── Data

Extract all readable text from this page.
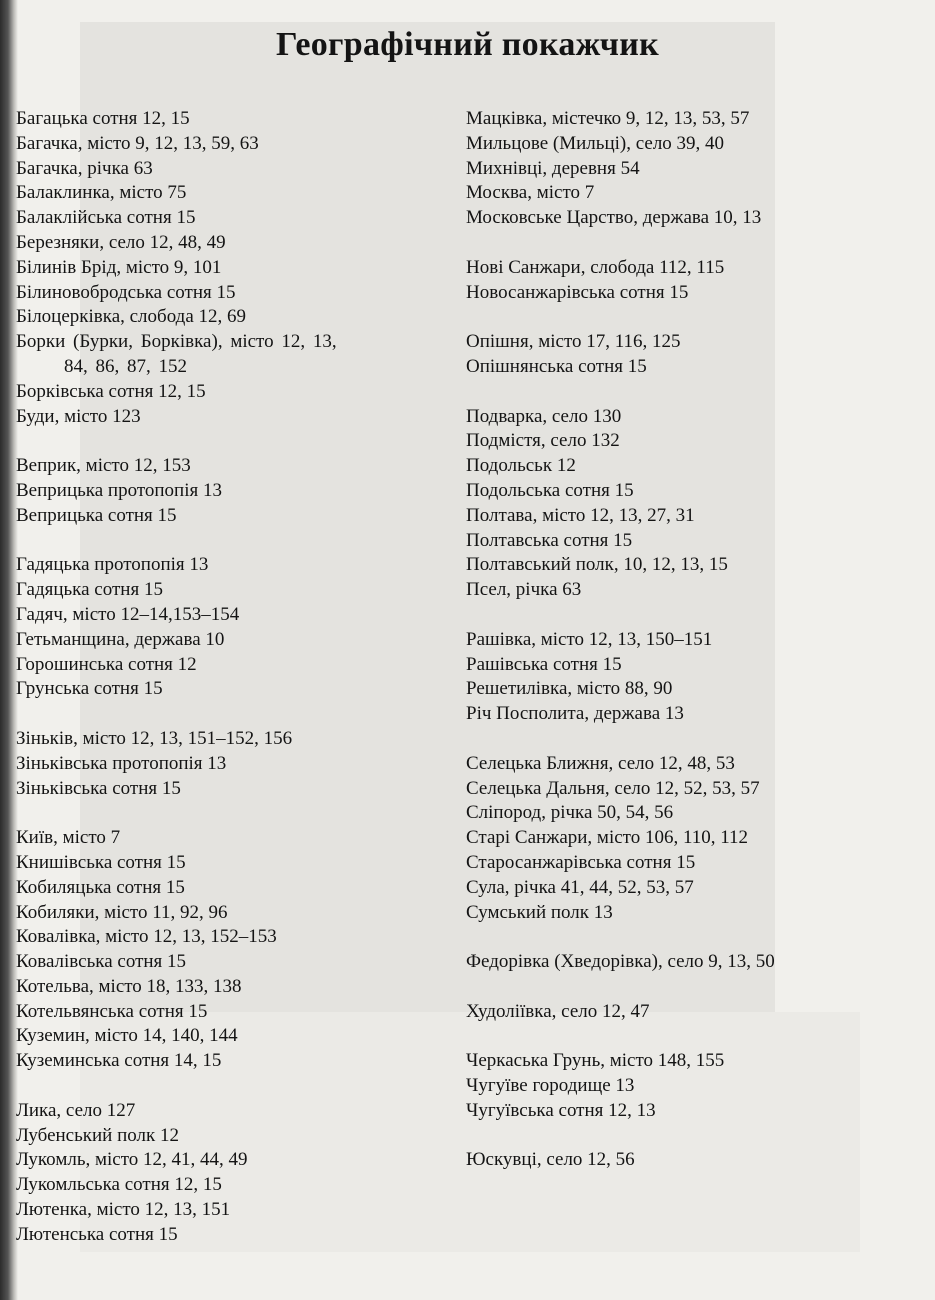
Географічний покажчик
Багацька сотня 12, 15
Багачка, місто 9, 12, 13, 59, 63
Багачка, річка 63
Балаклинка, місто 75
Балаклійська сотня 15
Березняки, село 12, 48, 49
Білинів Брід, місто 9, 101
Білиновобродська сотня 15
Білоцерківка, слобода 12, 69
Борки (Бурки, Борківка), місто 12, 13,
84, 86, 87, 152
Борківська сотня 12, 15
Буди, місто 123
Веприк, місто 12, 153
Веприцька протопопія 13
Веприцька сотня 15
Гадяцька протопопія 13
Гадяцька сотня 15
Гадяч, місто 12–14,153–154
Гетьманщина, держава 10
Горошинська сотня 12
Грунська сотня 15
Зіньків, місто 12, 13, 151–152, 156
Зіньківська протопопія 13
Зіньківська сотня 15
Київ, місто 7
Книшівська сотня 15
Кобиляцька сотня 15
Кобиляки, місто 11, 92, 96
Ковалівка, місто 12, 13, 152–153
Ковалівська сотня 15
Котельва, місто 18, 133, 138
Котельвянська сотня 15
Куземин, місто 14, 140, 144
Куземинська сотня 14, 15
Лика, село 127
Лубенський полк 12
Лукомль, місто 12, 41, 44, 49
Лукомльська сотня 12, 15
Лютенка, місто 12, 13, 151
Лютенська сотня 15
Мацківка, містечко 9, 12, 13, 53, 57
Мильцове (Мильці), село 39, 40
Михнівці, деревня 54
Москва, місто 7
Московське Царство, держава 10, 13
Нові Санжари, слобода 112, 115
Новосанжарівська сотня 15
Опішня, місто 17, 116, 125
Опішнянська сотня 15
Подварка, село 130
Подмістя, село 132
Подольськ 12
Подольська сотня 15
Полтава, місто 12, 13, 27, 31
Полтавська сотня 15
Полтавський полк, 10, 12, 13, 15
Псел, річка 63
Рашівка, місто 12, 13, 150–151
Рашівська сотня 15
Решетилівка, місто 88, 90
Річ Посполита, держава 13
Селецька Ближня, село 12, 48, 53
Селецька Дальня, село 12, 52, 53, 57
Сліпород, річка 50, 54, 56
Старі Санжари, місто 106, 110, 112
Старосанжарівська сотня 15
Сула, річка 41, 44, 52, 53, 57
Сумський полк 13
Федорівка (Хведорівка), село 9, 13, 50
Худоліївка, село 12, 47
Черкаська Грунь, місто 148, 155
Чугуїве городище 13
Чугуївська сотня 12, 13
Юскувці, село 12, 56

────
── Data

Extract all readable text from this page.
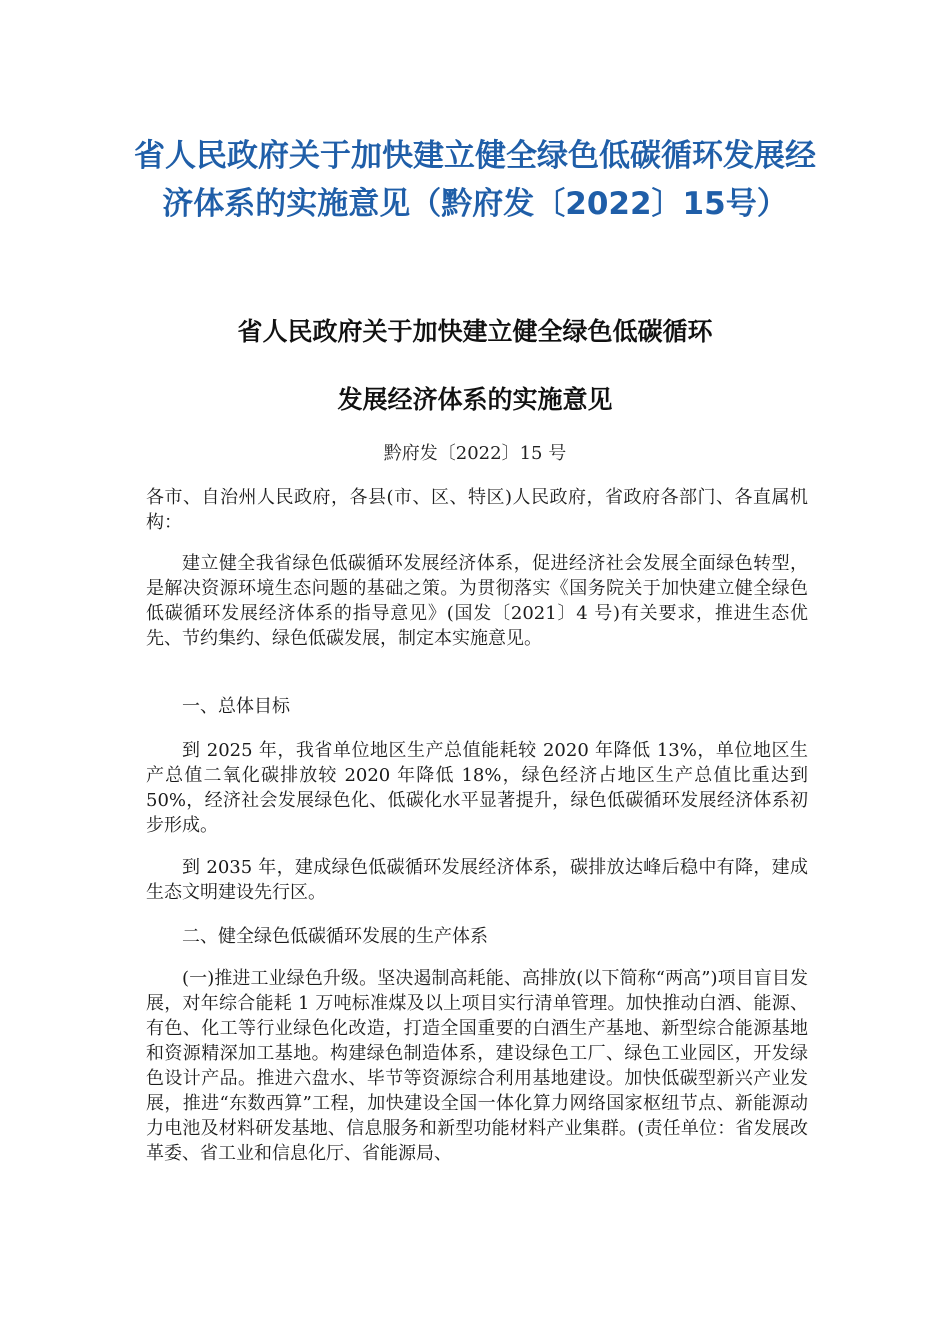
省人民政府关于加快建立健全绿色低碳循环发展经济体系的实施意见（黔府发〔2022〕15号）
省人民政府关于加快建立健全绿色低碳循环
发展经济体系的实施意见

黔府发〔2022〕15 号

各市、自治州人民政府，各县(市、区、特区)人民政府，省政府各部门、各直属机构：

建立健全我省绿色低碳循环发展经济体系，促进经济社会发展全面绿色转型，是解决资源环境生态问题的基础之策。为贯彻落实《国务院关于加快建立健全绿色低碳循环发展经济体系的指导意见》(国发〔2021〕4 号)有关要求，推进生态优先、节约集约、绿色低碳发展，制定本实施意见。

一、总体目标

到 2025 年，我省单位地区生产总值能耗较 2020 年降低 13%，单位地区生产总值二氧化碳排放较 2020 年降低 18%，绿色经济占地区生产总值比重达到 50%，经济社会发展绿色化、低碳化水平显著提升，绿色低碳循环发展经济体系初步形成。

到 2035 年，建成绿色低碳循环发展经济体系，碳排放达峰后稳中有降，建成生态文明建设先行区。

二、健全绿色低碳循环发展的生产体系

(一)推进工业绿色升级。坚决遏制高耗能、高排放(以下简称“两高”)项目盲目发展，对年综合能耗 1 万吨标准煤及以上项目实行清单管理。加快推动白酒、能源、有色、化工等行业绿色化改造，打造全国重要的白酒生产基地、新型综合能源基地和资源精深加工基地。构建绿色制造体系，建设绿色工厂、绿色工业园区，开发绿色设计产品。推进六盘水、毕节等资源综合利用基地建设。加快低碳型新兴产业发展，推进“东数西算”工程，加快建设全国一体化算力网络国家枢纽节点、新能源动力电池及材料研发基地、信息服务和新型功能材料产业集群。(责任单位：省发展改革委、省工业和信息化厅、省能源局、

────

What the task requires: How many lines in the records above contain the word "слобода"? Reply with the number and nothing more.

Exercise answer: 2